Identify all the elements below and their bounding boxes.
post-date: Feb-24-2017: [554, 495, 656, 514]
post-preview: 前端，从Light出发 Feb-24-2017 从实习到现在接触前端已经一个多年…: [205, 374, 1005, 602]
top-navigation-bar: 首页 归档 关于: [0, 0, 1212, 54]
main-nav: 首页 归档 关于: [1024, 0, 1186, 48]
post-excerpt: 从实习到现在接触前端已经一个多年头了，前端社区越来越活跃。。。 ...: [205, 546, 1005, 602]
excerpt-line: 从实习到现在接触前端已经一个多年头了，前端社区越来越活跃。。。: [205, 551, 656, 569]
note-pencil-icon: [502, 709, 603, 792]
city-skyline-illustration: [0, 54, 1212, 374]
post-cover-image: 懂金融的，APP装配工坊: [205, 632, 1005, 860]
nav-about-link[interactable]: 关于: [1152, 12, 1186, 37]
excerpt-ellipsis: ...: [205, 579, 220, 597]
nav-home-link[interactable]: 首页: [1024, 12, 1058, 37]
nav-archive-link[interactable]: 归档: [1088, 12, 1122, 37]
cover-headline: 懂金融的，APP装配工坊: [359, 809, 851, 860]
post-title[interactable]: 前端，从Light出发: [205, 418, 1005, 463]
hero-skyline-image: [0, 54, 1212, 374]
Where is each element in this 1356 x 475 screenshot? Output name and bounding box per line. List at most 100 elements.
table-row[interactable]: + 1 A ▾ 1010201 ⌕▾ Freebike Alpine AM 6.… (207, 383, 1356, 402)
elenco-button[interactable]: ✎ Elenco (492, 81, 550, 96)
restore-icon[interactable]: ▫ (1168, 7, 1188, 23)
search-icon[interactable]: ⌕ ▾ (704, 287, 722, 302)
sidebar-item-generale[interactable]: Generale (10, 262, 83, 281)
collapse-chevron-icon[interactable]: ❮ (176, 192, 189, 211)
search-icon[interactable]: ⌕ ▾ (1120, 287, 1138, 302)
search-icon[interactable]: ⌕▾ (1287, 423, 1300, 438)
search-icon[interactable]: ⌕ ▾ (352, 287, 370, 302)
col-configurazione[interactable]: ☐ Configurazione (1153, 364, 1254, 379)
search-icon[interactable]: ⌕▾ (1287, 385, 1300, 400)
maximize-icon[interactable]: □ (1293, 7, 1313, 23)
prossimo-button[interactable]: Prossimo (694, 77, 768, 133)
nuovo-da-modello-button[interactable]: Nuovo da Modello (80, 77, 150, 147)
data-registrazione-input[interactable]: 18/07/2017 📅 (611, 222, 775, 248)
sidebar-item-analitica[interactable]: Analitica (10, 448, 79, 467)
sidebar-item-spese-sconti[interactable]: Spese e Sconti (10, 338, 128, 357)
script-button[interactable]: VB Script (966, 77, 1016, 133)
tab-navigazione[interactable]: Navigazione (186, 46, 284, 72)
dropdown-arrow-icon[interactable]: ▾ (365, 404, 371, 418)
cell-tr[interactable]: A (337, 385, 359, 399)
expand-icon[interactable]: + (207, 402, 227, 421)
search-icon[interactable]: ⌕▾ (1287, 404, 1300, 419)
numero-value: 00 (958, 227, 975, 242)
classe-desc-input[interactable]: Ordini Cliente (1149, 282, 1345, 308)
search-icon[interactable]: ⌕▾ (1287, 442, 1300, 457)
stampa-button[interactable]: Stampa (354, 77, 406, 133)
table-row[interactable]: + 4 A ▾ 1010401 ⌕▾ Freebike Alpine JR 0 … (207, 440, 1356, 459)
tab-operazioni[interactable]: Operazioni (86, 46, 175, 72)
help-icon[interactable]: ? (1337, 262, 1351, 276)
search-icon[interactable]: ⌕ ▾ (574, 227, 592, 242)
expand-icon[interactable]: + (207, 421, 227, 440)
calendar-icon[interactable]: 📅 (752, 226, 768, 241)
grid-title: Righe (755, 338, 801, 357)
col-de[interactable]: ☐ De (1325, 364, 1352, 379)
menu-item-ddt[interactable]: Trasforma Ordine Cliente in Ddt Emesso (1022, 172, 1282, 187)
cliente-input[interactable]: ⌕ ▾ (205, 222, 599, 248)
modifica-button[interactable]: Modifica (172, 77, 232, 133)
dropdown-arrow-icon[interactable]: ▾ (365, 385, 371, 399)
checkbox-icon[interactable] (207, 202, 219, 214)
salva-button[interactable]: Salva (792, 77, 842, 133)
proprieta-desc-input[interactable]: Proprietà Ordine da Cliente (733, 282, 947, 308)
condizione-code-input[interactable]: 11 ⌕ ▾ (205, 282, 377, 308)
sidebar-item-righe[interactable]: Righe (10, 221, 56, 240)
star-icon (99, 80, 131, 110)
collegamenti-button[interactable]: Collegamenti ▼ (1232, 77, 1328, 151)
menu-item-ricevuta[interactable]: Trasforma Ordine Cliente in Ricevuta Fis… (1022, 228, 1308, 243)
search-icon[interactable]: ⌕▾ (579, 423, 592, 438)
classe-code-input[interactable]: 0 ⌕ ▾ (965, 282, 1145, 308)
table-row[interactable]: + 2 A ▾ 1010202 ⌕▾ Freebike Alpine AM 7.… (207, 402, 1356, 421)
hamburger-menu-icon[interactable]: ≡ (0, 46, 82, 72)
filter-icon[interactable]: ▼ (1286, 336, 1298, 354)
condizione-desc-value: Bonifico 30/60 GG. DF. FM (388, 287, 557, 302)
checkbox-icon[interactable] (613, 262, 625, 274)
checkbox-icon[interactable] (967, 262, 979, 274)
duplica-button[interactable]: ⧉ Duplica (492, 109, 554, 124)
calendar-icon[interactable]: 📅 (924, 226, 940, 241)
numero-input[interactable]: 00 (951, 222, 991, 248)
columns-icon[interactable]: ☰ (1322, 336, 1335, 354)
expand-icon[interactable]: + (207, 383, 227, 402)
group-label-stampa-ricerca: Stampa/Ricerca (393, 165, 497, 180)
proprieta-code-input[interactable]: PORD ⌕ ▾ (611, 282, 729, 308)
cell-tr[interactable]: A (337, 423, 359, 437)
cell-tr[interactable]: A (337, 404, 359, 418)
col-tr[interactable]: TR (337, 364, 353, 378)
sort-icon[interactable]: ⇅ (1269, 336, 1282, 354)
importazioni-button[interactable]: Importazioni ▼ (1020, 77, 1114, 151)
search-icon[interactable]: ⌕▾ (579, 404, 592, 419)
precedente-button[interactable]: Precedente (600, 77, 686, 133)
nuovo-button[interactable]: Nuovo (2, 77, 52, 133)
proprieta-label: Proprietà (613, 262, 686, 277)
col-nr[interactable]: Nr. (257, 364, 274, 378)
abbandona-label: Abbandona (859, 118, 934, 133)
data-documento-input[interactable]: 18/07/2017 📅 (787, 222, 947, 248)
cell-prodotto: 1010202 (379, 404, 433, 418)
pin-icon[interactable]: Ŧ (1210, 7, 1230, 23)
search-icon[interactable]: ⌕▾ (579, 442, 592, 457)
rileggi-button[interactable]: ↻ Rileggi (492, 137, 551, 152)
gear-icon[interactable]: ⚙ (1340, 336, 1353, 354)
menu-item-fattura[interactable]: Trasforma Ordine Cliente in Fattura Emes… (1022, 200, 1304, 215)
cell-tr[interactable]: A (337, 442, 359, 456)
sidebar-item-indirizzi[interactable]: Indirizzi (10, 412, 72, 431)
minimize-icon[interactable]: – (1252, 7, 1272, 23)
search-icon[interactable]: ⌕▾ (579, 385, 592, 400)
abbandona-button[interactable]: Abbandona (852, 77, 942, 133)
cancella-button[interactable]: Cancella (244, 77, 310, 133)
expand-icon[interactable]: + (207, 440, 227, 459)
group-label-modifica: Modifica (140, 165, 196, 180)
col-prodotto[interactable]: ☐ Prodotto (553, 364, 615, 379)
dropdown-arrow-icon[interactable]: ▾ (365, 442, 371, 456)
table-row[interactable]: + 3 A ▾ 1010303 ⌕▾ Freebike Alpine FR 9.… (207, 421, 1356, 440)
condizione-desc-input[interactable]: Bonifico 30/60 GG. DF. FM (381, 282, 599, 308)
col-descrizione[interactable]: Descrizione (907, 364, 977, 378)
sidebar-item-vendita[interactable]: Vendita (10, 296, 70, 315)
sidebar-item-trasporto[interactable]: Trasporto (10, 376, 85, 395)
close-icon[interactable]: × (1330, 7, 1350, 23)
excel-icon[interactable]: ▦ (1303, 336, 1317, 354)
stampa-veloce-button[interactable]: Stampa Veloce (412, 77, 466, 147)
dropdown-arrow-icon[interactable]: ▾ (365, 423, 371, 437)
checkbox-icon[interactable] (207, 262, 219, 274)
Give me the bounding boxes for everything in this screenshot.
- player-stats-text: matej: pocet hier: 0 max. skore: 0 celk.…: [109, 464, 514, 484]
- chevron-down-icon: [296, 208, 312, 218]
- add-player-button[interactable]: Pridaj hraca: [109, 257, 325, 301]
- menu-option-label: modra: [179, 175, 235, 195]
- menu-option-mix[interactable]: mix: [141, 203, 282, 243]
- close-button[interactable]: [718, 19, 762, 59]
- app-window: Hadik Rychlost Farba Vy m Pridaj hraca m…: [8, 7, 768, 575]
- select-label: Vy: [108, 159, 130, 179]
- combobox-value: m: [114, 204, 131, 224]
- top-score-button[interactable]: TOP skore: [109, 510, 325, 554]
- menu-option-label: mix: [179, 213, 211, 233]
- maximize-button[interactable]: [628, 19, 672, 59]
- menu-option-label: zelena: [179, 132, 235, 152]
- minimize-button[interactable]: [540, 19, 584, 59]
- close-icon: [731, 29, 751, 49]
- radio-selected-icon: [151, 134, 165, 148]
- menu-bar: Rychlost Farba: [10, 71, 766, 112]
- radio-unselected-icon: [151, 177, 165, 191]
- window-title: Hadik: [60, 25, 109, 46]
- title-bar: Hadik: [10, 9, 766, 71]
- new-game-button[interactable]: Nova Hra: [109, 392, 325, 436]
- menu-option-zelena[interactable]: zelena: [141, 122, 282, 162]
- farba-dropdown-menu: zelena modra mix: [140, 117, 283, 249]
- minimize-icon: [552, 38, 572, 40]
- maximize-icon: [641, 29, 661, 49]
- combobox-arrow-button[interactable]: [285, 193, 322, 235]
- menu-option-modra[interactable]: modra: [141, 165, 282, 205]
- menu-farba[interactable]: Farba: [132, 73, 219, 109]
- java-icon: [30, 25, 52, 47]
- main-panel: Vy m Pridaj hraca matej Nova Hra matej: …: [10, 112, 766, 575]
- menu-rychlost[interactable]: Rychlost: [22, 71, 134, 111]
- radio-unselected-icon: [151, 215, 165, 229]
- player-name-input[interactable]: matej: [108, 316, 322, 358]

**DIRECTIVE**
How many lines in the material above contain the string "numero" with matching letter case? Reply with the number only.

**ANSWER TO THE TASK**
2